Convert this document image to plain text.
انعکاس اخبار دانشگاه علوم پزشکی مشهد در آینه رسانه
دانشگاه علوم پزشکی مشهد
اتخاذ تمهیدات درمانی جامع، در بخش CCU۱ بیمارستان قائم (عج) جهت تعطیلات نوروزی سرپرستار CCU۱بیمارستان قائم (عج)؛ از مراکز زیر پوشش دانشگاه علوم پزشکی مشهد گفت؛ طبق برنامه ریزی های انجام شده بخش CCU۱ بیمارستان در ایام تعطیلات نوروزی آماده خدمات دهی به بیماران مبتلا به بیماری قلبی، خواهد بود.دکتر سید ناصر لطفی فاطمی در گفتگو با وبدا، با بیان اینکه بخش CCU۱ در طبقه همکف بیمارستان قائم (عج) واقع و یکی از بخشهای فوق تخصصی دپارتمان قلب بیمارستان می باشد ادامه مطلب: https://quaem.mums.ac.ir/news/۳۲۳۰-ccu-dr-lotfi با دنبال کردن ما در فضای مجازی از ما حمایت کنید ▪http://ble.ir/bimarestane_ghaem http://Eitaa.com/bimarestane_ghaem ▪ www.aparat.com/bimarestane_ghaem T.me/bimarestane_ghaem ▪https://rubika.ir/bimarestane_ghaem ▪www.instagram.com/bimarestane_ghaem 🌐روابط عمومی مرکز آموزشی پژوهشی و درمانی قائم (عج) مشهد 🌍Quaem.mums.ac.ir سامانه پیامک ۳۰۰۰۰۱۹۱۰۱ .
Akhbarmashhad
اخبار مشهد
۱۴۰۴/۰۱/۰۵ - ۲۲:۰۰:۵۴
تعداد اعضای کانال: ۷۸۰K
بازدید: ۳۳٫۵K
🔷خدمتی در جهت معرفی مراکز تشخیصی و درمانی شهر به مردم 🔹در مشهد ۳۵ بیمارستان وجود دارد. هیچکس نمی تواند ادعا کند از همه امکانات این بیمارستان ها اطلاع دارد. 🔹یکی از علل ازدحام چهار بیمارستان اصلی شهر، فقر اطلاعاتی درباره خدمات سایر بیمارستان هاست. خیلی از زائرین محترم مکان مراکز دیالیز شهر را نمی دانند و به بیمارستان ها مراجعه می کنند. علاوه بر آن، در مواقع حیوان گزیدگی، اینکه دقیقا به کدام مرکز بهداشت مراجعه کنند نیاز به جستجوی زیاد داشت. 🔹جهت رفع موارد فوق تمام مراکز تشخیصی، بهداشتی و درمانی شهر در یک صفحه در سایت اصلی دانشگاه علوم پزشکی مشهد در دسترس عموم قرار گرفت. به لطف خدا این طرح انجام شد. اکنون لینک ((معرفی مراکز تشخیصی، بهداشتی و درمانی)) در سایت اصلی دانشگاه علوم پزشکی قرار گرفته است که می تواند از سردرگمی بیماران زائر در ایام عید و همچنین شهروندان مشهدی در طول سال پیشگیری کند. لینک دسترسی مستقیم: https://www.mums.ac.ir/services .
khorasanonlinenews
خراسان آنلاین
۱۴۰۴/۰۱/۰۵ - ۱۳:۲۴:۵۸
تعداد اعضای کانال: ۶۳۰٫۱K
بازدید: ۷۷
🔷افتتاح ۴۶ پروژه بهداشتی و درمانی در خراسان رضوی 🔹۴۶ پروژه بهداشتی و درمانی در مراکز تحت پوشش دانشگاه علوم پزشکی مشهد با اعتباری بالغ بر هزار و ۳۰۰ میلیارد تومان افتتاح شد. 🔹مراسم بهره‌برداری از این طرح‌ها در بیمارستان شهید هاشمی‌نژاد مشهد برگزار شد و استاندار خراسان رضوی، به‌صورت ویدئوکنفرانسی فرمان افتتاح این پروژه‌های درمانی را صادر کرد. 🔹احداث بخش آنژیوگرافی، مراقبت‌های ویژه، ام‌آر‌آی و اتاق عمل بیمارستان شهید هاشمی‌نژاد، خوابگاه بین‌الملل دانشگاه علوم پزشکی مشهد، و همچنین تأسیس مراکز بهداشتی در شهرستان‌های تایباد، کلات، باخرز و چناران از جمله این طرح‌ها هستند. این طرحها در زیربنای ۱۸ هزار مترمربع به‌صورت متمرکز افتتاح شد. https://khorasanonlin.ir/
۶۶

**Written request**
Quote the entire listing above exactly.

**Finished exercise**
Convert this document image to plain text.
انعکاس اخبار دانشگاه علوم پزشکی مشهد در آینه رسانه
دانشگاه علوم پزشکی مشهد
اتخاذ تمهیدات درمانی جامع، در بخش CCU۱ بیمارستان قائم (عج) جهت تعطیلات نوروزی سرپرستار CCU۱بیمارستان قائم (عج)؛ از مراکز زیر پوشش دانشگاه علوم پزشکی مشهد گفت؛ طبق برنامه ریزی های انجام شده بخش CCU۱ بیمارستان در ایام تعطیلات نوروزی آماده خدمات دهی به بیماران مبتلا به بیماری قلبی، خواهد بود.دکتر سید ناصر لطفی فاطمی در گفتگو با وبدا، با بیان اینکه بخش CCU۱ در طبقه همکف بیمارستان قائم (عج) واقع و یکی از بخشهای فوق تخصصی دپارتمان قلب بیمارستان می باشد ادامه مطلب: https://quaem.mums.ac.ir/news/۳۲۳۰-ccu-dr-lotfi با دنبال کردن ما در فضای مجازی از ما حمایت کنید ▪http://ble.ir/bimarestane_ghaem http://Eitaa.com/bimarestane_ghaem ▪ www.aparat.com/bimarestane_ghaem T.me/bimarestane_ghaem ▪https://rubika.ir/bimarestane_ghaem ▪www.instagram.com/bimarestane_ghaem 🌐روابط عمومی مرکز آموزشی پژوهشی و درمانی قائم (عج) مشهد 🌍Quaem.mums.ac.ir سامانه پیامک ۳۰۰۰۰۱۹۱۰۱ .
Akhbarmashhad
اخبار مشهد
۱۴۰۴/۰۱/۰۵ - ۲۲:۰۰:۵۴
تعداد اعضای کانال: ۷۸۰K
بازدید: ۳۳٫۵K
🔷خدمتی در جهت معرفی مراکز تشخیصی و درمانی شهر به مردم 🔹در مشهد ۳۵ بیمارستان وجود دارد. هیچکس نمی تواند ادعا کند از همه امکانات این بیمارستان ها اطلاع دارد. 🔹یکی از علل ازدحام چهار بیمارستان اصلی شهر، فقر اطلاعاتی درباره خدمات سایر بیمارستان هاست. خیلی از زائرین محترم مکان مراکز دیالیز شهر را نمی دانند و به بیمارستان ها مراجعه می کنند. علاوه بر آن، در مواقع حیوان گزیدگی، اینکه دقیقا به کدام مرکز بهداشت مراجعه کنند نیاز به جستجوی زیاد داشت. 🔹جهت رفع موارد فوق تمام مراکز تشخیصی، بهداشتی و درمانی شهر در یک صفحه در سایت اصلی دانشگاه علوم پزشکی مشهد در دسترس عموم قرار گرفت. به لطف خدا این طرح انجام شد. اکنون لینک ((معرفی مراکز تشخیصی، بهداشتی و درمانی)) در سایت اصلی دانشگاه علوم پزشکی قرار گرفته است که می تواند از سردرگمی بیماران زائر در ایام عید و همچنین شهروندان مشهدی در طول سال پیشگیری کند. لینک دسترسی مستقیم: https://www.mums.ac.ir/services .
khorasanonlinenews
خراسان آنلاین
۱۴۰۴/۰۱/۰۵ - ۱۳:۲۴:۵۸
تعداد اعضای کانال: ۶۳۰٫۱K
بازدید: ۷۷
🔷افتتاح ۴۶ پروژه بهداشتی و درمانی در خراسان رضوی 🔹۴۶ پروژه بهداشتی و درمانی در مراکز تحت پوشش دانشگاه علوم پزشکی مشهد با اعتباری بالغ بر هزار و ۳۰۰ میلیارد تومان افتتاح شد. 🔹مراسم بهره‌برداری از این طرح‌ها در بیمارستان شهید هاشمی‌نژاد مشهد برگزار شد و استاندار خراسان رضوی، به‌صورت ویدئوکنفرانسی فرمان افتتاح این پروژه‌های درمانی را صادر کرد. 🔹احداث بخش آنژیوگرافی، مراقبت‌های ویژه، ام‌آر‌آی و اتاق عمل بیمارستان شهید هاشمی‌نژاد، خوابگاه بین‌الملل دانشگاه علوم پزشکی مشهد، و همچنین تأسیس مراکز بهداشتی در شهرستان‌های تایباد، کلات، باخرز و چناران از جمله این طرح‌ها هستند. این طرحها در زیربنای ۱۸ هزار مترمربع به‌صورت متمرکز افتتاح شد. https://khorasanonlin.ir/
۶۶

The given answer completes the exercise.